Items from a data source

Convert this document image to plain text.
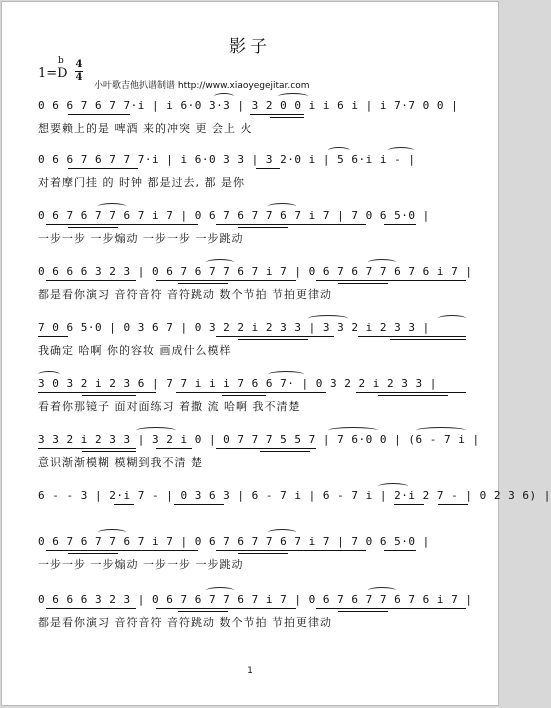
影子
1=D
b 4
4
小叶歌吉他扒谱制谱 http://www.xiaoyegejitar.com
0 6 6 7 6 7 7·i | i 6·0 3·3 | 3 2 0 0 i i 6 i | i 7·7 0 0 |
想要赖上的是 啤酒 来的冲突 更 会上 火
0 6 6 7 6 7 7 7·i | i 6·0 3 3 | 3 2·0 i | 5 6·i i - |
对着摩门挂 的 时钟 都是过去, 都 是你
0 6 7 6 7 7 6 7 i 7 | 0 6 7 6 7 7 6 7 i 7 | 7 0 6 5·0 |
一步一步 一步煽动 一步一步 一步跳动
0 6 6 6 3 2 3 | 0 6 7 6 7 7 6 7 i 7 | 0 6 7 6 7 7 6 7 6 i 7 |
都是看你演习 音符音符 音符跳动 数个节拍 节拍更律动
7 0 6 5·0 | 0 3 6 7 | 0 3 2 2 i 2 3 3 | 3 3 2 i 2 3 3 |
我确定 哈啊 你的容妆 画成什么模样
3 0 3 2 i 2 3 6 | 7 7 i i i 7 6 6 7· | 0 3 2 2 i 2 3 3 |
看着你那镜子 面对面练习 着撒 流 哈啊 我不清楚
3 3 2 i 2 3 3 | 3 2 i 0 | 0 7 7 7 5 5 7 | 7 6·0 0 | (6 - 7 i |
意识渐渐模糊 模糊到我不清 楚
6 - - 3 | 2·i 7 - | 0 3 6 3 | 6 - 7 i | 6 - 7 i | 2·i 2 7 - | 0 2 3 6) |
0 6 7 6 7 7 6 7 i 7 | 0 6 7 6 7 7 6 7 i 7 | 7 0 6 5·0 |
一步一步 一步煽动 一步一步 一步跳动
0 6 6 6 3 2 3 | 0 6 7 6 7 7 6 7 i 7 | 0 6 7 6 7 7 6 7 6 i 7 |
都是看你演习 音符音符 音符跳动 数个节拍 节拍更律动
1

==

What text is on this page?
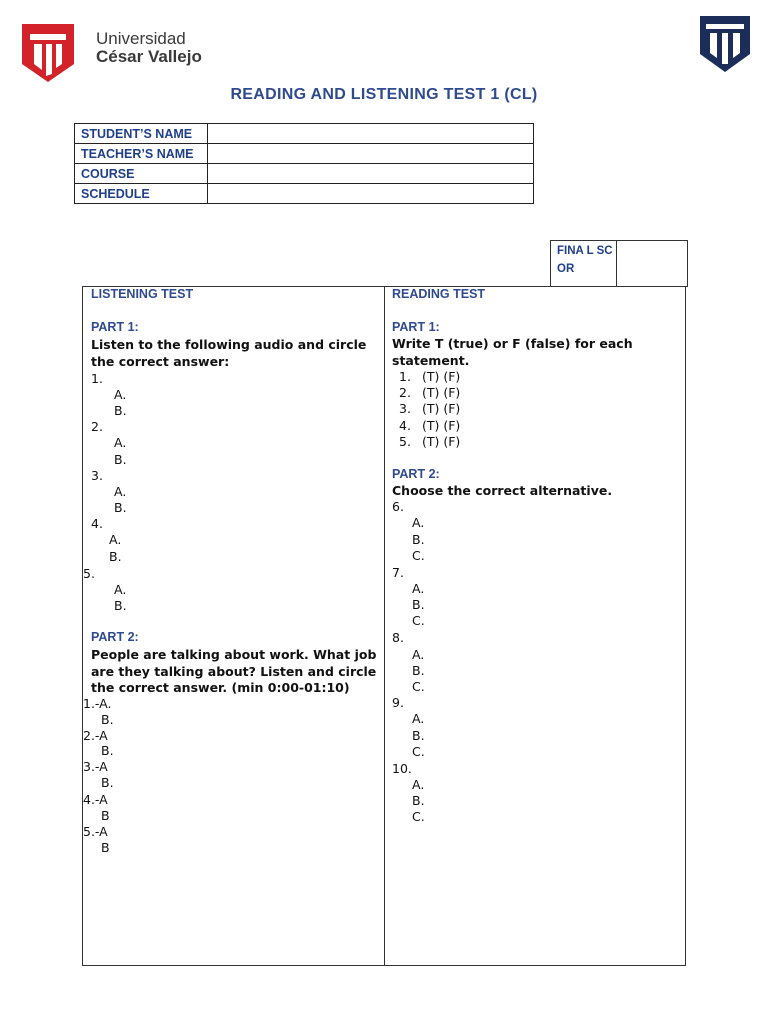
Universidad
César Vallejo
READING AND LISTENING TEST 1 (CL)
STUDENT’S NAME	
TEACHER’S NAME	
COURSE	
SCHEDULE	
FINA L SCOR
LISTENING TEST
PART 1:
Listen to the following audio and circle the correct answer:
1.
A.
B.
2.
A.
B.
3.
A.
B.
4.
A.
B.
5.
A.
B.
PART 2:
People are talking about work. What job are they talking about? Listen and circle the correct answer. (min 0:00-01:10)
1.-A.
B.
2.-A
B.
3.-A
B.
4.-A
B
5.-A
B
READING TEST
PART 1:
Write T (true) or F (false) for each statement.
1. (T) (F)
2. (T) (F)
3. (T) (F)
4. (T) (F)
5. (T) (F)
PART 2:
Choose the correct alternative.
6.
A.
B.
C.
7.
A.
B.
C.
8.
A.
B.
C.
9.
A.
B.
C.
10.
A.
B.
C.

---

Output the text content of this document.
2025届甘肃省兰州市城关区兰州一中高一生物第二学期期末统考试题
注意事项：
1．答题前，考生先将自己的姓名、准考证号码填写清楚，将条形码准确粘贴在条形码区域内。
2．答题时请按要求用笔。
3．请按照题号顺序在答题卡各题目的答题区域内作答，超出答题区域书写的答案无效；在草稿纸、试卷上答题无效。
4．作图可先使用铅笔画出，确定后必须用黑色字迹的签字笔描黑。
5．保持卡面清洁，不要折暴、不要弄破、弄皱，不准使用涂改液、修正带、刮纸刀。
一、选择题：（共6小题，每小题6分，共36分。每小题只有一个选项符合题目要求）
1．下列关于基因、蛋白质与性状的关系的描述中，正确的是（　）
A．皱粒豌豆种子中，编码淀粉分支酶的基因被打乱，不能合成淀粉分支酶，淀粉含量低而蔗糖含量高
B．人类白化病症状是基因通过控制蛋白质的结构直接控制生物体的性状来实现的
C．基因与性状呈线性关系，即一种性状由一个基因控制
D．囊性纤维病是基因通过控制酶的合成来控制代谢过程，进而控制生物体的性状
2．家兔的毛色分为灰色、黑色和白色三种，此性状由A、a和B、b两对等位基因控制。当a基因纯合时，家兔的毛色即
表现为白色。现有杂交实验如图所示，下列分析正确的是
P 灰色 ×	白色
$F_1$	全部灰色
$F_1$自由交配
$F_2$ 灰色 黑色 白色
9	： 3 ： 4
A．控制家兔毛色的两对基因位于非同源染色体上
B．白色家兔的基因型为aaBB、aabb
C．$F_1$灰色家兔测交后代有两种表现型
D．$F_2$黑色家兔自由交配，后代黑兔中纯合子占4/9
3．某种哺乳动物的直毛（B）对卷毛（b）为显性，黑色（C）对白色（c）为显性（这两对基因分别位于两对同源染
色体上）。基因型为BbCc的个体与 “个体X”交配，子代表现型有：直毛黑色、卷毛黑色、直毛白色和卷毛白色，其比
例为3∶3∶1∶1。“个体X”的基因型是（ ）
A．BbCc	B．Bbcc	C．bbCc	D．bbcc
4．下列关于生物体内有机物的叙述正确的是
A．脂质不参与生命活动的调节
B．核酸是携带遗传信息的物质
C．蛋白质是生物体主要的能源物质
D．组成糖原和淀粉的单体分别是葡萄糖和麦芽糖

Task statement:
Copy out each line of the data containing the string "LISTENING".

Finished task:
READING AND LISTENING TEST 1 (CL)
LISTENING TEST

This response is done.